Following on from the very successful H quad with vibration isolated arms I decided to build something that would lift a DSLR or larger.

Is seems a hex has marginal chances of surviving a single drive failure so I opted for an octa. The H8 was quite an attractive layout but the loss of efficiency and lift was too much so I decided to build a flat 8. It also had to fold down to less than 35cm wide if possible. I wanted to keep a vibration isolation system but the method used on the quad was not suitable. I opted for a separate frame which carries all the heavy and vibration sensitive items like controller and camera, all suspended on silicone ‘O’ rings. Rings can be added or tightened to ‘tune’ the system. Provision is in place for z axis O rings if required but with 6 rings it each corner it is already very stiff in all axis.

I was part way through the build and struggling to get the folding arm system working nicely when my son ordered a 3d printer. I was very sceptical despite their popularity on this site.

* **WHAT THE TASK REQUIRES**
Please write out everything in the octocopter build notes from "I was part way" down to "on this site.". The items have nothing to do with the octocopter build notes.

* **DATA SECTION**
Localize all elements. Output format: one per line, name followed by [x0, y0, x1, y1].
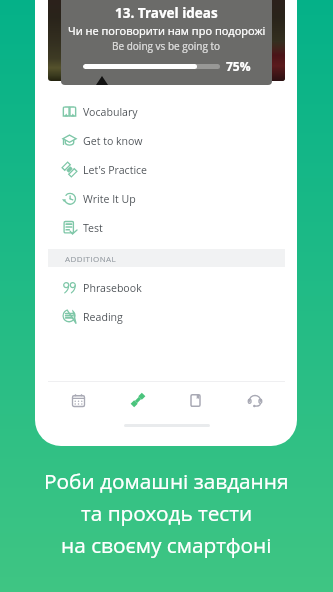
button[interactable]: Let's Practice [48, 155, 285, 184]
staticText: 75% [226, 58, 251, 74]
staticText: Reading [83, 310, 123, 324]
staticText: Test [83, 221, 103, 235]
staticText: Vocabulary [83, 105, 138, 119]
button[interactable]: Vocabulary [48, 97, 285, 126]
button[interactable]: Get to know [48, 126, 285, 155]
button[interactable]: Write It Up [48, 184, 285, 213]
staticText: на своєму смартфоні [61, 531, 272, 559]
button[interactable]: Phrasebook [48, 273, 285, 302]
button[interactable]: Reading [48, 302, 285, 331]
staticText: Let's Practice [83, 163, 148, 177]
button[interactable]: Practice [110, 382, 165, 418]
staticText: Get to know [83, 134, 143, 148]
staticText: та проходь тести [81, 499, 253, 527]
button[interactable]: Test [48, 213, 285, 242]
staticText: 13. Travel ideas [115, 4, 218, 22]
button[interactable]: Calendar [51, 382, 106, 418]
button[interactable]: Book [168, 382, 223, 418]
staticText: Чи не поговорити нам про подорожі [68, 23, 266, 38]
staticText: Роби домашні завдання [44, 467, 289, 495]
button[interactable]: Support [227, 382, 282, 418]
staticText: Be doing vs be going to [112, 39, 221, 53]
staticText: Phrasebook [83, 281, 142, 295]
staticText: ADDITIONAL [65, 253, 117, 264]
staticText: Write It Up [83, 192, 136, 206]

* **COMPLETE OUTPUT**
I was part way through the build and struggling to get the folding arm system working nicely when my son ordered a 3d printer. I was very sceptical despite their popularity on this site.